— BEGIN GIVEN RECORDS —

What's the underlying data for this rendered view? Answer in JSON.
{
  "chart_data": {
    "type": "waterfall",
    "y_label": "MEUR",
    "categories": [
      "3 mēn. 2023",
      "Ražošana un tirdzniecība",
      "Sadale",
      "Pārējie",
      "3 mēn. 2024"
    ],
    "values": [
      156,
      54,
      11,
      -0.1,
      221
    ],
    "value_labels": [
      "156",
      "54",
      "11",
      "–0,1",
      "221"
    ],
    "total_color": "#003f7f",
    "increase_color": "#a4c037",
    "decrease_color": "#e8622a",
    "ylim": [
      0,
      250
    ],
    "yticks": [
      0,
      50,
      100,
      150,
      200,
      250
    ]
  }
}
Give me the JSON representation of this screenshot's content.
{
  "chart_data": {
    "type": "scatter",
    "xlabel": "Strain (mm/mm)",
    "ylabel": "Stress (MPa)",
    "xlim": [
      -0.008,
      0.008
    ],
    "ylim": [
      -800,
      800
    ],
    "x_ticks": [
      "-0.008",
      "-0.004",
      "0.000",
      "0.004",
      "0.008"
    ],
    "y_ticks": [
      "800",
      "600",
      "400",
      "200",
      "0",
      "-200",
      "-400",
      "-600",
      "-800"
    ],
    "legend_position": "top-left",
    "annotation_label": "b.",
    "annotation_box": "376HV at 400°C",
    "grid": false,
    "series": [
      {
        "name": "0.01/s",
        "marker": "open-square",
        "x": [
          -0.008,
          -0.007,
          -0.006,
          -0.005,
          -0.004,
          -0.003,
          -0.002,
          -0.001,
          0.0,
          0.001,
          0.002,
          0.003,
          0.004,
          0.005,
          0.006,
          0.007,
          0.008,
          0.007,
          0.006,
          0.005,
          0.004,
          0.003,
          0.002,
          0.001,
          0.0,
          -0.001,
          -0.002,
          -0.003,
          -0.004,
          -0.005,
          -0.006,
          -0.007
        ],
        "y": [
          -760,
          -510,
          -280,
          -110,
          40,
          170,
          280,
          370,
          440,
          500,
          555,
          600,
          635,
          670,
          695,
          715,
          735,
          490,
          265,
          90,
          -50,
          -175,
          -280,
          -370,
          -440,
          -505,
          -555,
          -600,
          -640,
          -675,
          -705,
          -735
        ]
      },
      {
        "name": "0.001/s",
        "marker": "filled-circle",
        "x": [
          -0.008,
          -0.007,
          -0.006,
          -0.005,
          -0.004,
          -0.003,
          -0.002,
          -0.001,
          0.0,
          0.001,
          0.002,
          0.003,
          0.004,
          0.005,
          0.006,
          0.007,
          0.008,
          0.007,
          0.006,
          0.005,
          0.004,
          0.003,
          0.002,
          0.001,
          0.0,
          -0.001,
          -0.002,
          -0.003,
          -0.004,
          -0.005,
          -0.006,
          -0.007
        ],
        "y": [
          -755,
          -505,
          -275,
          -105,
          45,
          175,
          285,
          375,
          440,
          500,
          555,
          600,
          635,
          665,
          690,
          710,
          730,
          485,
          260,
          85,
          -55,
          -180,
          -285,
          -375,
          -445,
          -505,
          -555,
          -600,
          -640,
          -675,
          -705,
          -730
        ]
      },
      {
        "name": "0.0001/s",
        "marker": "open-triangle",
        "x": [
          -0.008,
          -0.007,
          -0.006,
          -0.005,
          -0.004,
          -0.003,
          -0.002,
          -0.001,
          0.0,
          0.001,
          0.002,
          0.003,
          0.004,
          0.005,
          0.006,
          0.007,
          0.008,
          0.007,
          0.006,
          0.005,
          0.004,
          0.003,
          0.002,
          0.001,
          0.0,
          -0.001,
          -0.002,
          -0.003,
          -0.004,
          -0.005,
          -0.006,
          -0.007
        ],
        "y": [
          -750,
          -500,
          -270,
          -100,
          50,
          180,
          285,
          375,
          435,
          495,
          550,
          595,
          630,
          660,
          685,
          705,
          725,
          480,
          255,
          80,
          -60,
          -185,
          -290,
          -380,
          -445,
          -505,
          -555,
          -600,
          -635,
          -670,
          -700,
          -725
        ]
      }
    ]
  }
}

— END GIVEN RECORDS —

# [GIVEN PROBLEM]
List each line in the listing that contains the string "this".

# [WRITTEN RESPONSE]
What's the underlying data for this rendered view? Answer in JSON.
Give me the JSON representation of this screenshot's content.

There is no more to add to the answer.